- **Supplied material**

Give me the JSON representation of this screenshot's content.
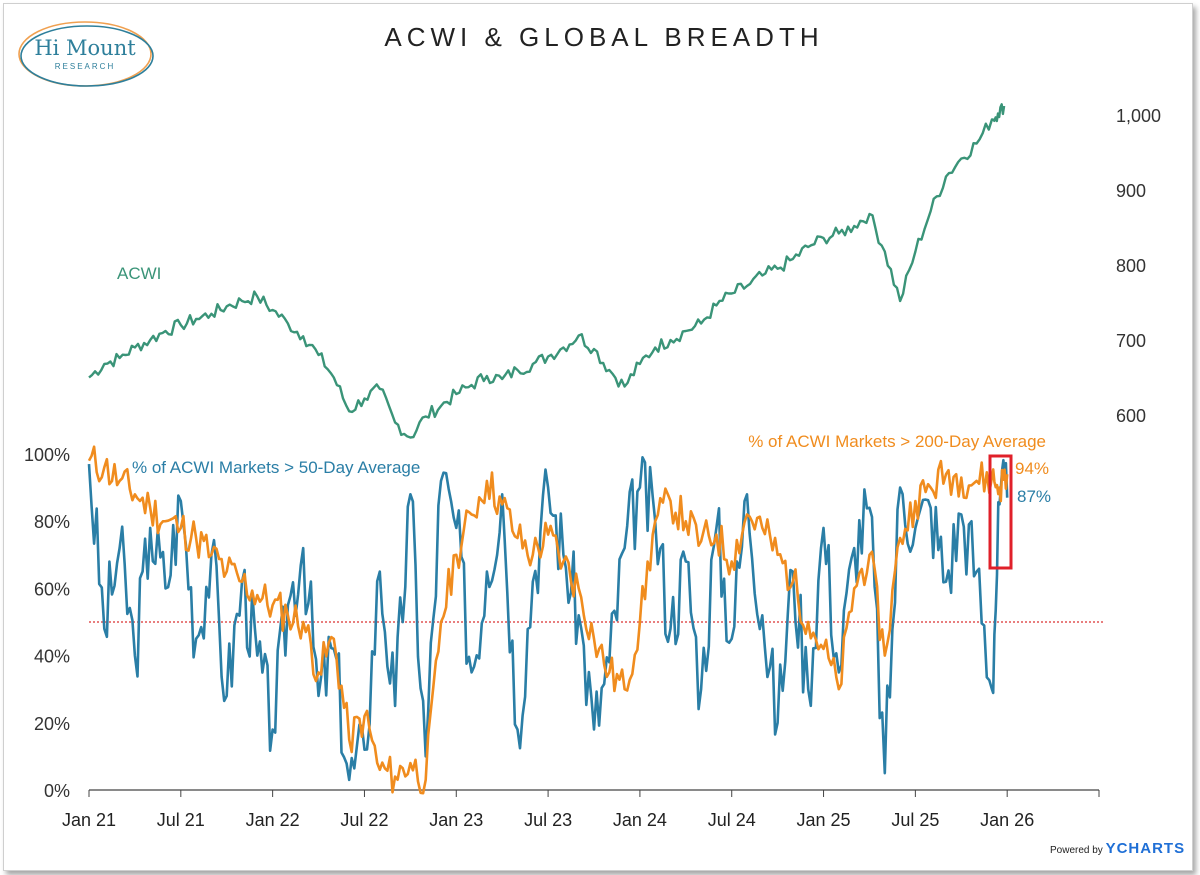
{
  "header": {
    "title": "ACWI & GLOBAL BREADTH"
  },
  "logo": {
    "name": "Hi Mount",
    "sub": "RESEARCH"
  },
  "footer": {
    "powered_by": "Powered by",
    "brand": "YCHARTS"
  },
  "colors": {
    "acwi": "#3a9478",
    "fifty": "#2a7ea6",
    "twohundred": "#f08c1e",
    "threshold": "#d93030",
    "highlight": "#e0202a"
  },
  "chart_data": [
    {
      "type": "line",
      "name": "ACWI price",
      "series_label": "ACWI",
      "y_axis": {
        "position": "right",
        "ylim": [
          560,
          1040
        ],
        "ticks": [
          600,
          700,
          800,
          900,
          1000
        ],
        "tick_labels": [
          "600",
          "700",
          "800",
          "900",
          "1,000"
        ]
      },
      "x": [
        0,
        1,
        2,
        3,
        4,
        5,
        6,
        7,
        8,
        9,
        10,
        11,
        12,
        13,
        14,
        15,
        16,
        17,
        18,
        19,
        20,
        21,
        22,
        23,
        24,
        25,
        26,
        27,
        28,
        29,
        30,
        31,
        32,
        33,
        34,
        35,
        36,
        37,
        38,
        39,
        40,
        41,
        42,
        43,
        44,
        45,
        46,
        47,
        48,
        49,
        50,
        51,
        52,
        53,
        54,
        55,
        56,
        57,
        58,
        59
      ],
      "values": [
        650,
        668,
        676,
        690,
        700,
        712,
        720,
        728,
        735,
        745,
        752,
        758,
        740,
        722,
        705,
        680,
        650,
        605,
        622,
        635,
        590,
        570,
        598,
        612,
        628,
        640,
        652,
        648,
        660,
        668,
        678,
        690,
        706,
        688,
        660,
        638,
        668,
        690,
        700,
        712,
        722,
        746,
        762,
        772,
        786,
        795,
        808,
        824,
        836,
        842,
        852,
        868,
        818,
        752,
        818,
        872,
        918,
        942,
        962,
        994
      ],
      "end_values": [
        1002,
        1012
      ],
      "end_x": [
        59.4,
        59.8
      ]
    },
    {
      "type": "line",
      "name": "Global breadth",
      "y_axis": {
        "position": "left",
        "ylim": [
          0,
          100
        ],
        "ticks": [
          0,
          20,
          40,
          60,
          80,
          100
        ],
        "tick_labels": [
          "0%",
          "20%",
          "40%",
          "60%",
          "80%",
          "100%"
        ]
      },
      "x_axis": {
        "categories": [
          "Jan 21",
          "Jul 21",
          "Jan 22",
          "Jul 22",
          "Jan 23",
          "Jul 23",
          "Jan 24",
          "Jul 24",
          "Jan 25",
          "Jul 25",
          "Jan 26"
        ],
        "tick_x": [
          0,
          6,
          12,
          18,
          24,
          30,
          36,
          42,
          48,
          54,
          60
        ],
        "xlim": [
          0,
          66
        ]
      },
      "threshold": 50,
      "series": [
        {
          "name": "% of ACWI Markets > 50-Day Average",
          "x": [
            0,
            1,
            2,
            3,
            4,
            5,
            6,
            7,
            8,
            9,
            10,
            11,
            12,
            13,
            14,
            15,
            16,
            17,
            18,
            19,
            20,
            21,
            22,
            23,
            24,
            25,
            26,
            27,
            28,
            29,
            30,
            31,
            32,
            33,
            34,
            35,
            36,
            37,
            38,
            39,
            40,
            41,
            42,
            43,
            44,
            45,
            46,
            47,
            48,
            49,
            50,
            51,
            52,
            53,
            54,
            55,
            56,
            57,
            58,
            59,
            59.5,
            60
          ],
          "values": [
            97,
            48,
            72,
            40,
            78,
            60,
            86,
            45,
            70,
            28,
            62,
            40,
            18,
            55,
            72,
            28,
            42,
            3,
            12,
            65,
            25,
            88,
            10,
            92,
            78,
            35,
            65,
            88,
            18,
            62,
            90,
            70,
            52,
            18,
            38,
            72,
            90,
            80,
            48,
            68,
            30,
            78,
            45,
            88,
            52,
            20,
            65,
            30,
            78,
            35,
            72,
            84,
            5,
            90,
            78,
            84,
            62,
            82,
            65,
            30,
            85,
            87
          ],
          "end_label": "87%"
        },
        {
          "name": "% of ACWI Markets > 200-Day Average",
          "x": [
            0,
            1,
            2,
            3,
            4,
            5,
            6,
            7,
            8,
            9,
            10,
            11,
            12,
            13,
            14,
            15,
            16,
            17,
            18,
            19,
            20,
            21,
            22,
            23,
            24,
            25,
            26,
            27,
            28,
            29,
            30,
            31,
            32,
            33,
            34,
            35,
            36,
            37,
            38,
            39,
            40,
            41,
            42,
            43,
            44,
            45,
            46,
            47,
            48,
            49,
            50,
            51,
            52,
            53,
            54,
            55,
            56,
            57,
            58,
            59,
            59.5,
            60
          ],
          "values": [
            98,
            96,
            92,
            88,
            84,
            80,
            78,
            75,
            70,
            65,
            62,
            58,
            55,
            52,
            50,
            35,
            45,
            15,
            22,
            6,
            4,
            8,
            3,
            50,
            70,
            82,
            92,
            85,
            75,
            70,
            76,
            68,
            60,
            45,
            35,
            30,
            50,
            80,
            86,
            80,
            74,
            76,
            68,
            82,
            78,
            70,
            62,
            50,
            42,
            30,
            60,
            70,
            40,
            75,
            86,
            90,
            94,
            93,
            92,
            93,
            90,
            94
          ],
          "end_label": "94%"
        }
      ]
    }
  ]
}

- **Required task**
Filter the data for the string "Average" and copy every line that has it.

- **Exercise response**
          "name": "% of ACWI Markets > 50-Day Average",
          "name": "% of ACWI Markets > 200-Day Average",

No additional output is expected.